**Given problem:**
Using the records provided below, locate and copy each line that contains the word "text".

**Supplied data:**
********
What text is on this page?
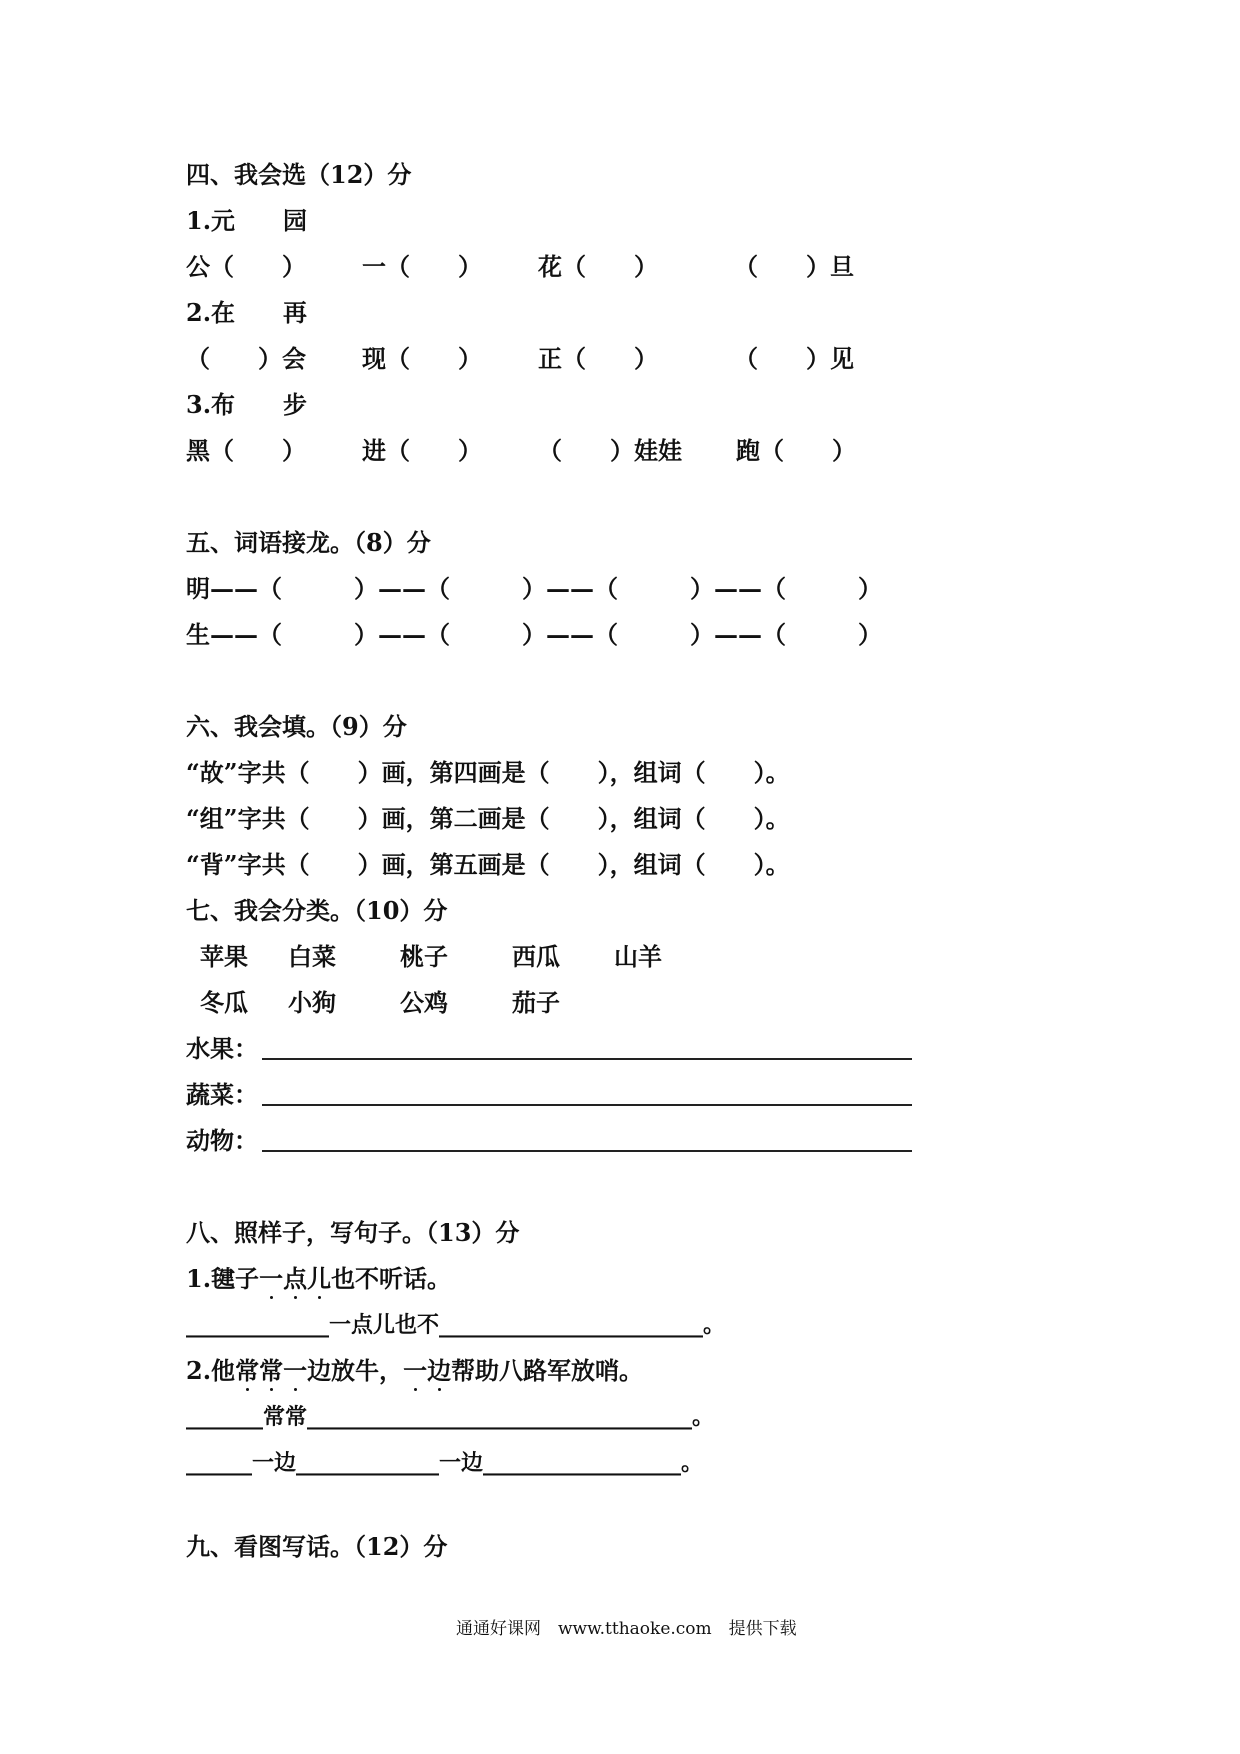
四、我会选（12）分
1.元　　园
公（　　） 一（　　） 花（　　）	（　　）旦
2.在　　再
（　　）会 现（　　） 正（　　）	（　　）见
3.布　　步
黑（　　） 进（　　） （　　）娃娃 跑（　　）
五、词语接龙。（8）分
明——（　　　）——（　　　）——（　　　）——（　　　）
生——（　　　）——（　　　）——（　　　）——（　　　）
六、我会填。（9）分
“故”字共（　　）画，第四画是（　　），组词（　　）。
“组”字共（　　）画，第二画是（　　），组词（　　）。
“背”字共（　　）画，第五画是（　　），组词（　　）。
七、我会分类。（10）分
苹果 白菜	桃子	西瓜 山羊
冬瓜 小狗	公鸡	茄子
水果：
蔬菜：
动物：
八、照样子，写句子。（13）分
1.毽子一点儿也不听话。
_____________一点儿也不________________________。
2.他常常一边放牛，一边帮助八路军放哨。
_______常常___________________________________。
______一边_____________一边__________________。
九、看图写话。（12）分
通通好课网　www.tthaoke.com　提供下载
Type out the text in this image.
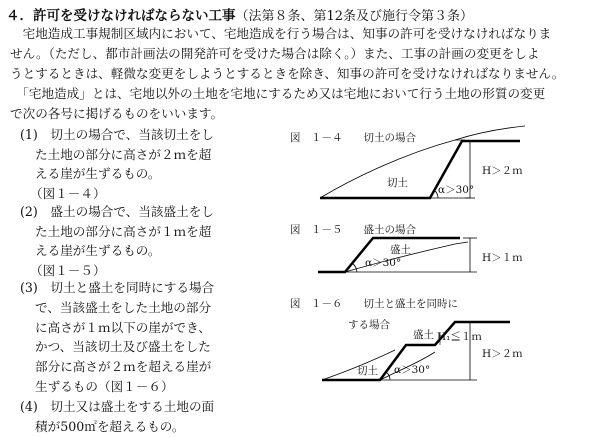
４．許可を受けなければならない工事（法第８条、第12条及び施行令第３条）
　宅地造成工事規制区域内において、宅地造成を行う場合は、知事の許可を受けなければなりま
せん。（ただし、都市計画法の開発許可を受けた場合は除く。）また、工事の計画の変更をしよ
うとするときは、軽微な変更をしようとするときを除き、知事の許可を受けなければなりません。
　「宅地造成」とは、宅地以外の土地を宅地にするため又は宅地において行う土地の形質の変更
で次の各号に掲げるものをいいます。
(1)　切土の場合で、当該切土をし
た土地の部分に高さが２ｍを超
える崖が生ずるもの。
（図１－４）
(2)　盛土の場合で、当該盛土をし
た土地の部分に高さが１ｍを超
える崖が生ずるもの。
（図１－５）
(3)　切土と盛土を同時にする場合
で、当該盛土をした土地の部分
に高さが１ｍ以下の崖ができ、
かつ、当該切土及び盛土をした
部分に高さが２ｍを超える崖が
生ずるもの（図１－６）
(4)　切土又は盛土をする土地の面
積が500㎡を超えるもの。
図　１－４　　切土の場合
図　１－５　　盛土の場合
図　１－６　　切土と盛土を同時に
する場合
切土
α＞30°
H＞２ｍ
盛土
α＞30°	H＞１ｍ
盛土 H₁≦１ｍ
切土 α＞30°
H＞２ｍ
********
**Correct result:**
What text is on this page?
Type out the text in this image.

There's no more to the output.